- _REQUIRED WORK_
Transcribe all the records with complete accuracy.

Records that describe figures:
----

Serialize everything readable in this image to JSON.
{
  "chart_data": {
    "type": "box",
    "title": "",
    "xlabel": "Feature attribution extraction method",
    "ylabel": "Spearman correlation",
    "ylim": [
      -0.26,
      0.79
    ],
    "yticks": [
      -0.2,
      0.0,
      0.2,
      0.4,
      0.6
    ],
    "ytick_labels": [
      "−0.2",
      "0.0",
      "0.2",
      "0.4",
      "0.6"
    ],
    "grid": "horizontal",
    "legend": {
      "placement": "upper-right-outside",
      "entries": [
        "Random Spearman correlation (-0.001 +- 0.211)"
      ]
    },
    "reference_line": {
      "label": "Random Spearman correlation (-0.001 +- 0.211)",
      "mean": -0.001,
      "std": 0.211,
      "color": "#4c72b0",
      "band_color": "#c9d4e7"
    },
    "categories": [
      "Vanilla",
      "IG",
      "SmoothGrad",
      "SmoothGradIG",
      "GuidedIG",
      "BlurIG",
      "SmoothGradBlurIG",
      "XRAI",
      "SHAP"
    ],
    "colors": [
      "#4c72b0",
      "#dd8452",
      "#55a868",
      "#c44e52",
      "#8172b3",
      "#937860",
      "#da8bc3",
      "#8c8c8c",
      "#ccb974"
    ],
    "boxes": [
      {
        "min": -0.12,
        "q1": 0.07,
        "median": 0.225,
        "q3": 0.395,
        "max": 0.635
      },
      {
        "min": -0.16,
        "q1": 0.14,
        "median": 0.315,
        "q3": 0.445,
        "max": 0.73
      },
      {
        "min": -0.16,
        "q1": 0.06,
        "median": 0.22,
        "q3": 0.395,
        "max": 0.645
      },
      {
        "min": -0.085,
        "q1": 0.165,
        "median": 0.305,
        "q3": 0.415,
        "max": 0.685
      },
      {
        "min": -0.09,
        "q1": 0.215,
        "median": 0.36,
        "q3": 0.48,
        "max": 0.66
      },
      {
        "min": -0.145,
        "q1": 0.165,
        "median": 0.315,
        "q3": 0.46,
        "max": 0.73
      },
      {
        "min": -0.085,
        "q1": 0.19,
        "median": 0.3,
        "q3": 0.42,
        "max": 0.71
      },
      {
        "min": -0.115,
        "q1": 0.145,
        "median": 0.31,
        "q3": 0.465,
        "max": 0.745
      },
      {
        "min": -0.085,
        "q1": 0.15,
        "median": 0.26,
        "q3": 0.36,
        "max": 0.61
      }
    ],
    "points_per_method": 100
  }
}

----

- _ANSWER TO THIS TASK_
Serialize everything readable in this image to JSON.
{
  "chart_data": {
    "type": "box",
    "title": "",
    "xlabel": "Feature attribution extraction method",
    "ylabel": "Spearman correlation",
    "ylim": [
      -0.26,
      0.79
    ],
    "yticks": [
      -0.2,
      0.0,
      0.2,
      0.4,
      0.6
    ],
    "ytick_labels": [
      "−0.2",
      "0.0",
      "0.2",
      "0.4",
      "0.6"
    ],
    "grid": "horizontal",
    "legend": {
      "placement": "upper-right-outside",
      "entries": [
        "Random Spearman correlation (-0.001 +- 0.211)"
      ]
    },
    "reference_line": {
      "label": "Random Spearman correlation (-0.001 +- 0.211)",
      "mean": -0.001,
      "std": 0.211,
      "color": "#4c72b0",
      "band_color": "#c9d4e7"
    },
    "categories": [
      "Vanilla",
      "IG",
      "SmoothGrad",
      "SmoothGradIG",
      "GuidedIG",
      "BlurIG",
      "SmoothGradBlurIG",
      "XRAI",
      "SHAP"
    ],
    "colors": [
      "#4c72b0",
      "#dd8452",
      "#55a868",
      "#c44e52",
      "#8172b3",
      "#937860",
      "#da8bc3",
      "#8c8c8c",
      "#ccb974"
    ],
    "boxes": [
      {
        "min": -0.12,
        "q1": 0.07,
        "median": 0.225,
        "q3": 0.395,
        "max": 0.635
      },
      {
        "min": -0.16,
        "q1": 0.14,
        "median": 0.315,
        "q3": 0.445,
        "max": 0.73
      },
      {
        "min": -0.16,
        "q1": 0.06,
        "median": 0.22,
        "q3": 0.395,
        "max": 0.645
      },
      {
        "min": -0.085,
        "q1": 0.165,
        "median": 0.305,
        "q3": 0.415,
        "max": 0.685
      },
      {
        "min": -0.09,
        "q1": 0.215,
        "median": 0.36,
        "q3": 0.48,
        "max": 0.66
      },
      {
        "min": -0.145,
        "q1": 0.165,
        "median": 0.315,
        "q3": 0.46,
        "max": 0.73
      },
      {
        "min": -0.085,
        "q1": 0.19,
        "median": 0.3,
        "q3": 0.42,
        "max": 0.71
      },
      {
        "min": -0.115,
        "q1": 0.145,
        "median": 0.31,
        "q3": 0.465,
        "max": 0.745
      },
      {
        "min": -0.085,
        "q1": 0.15,
        "median": 0.26,
        "q3": 0.36,
        "max": 0.61
      }
    ],
    "points_per_method": 100
  }
}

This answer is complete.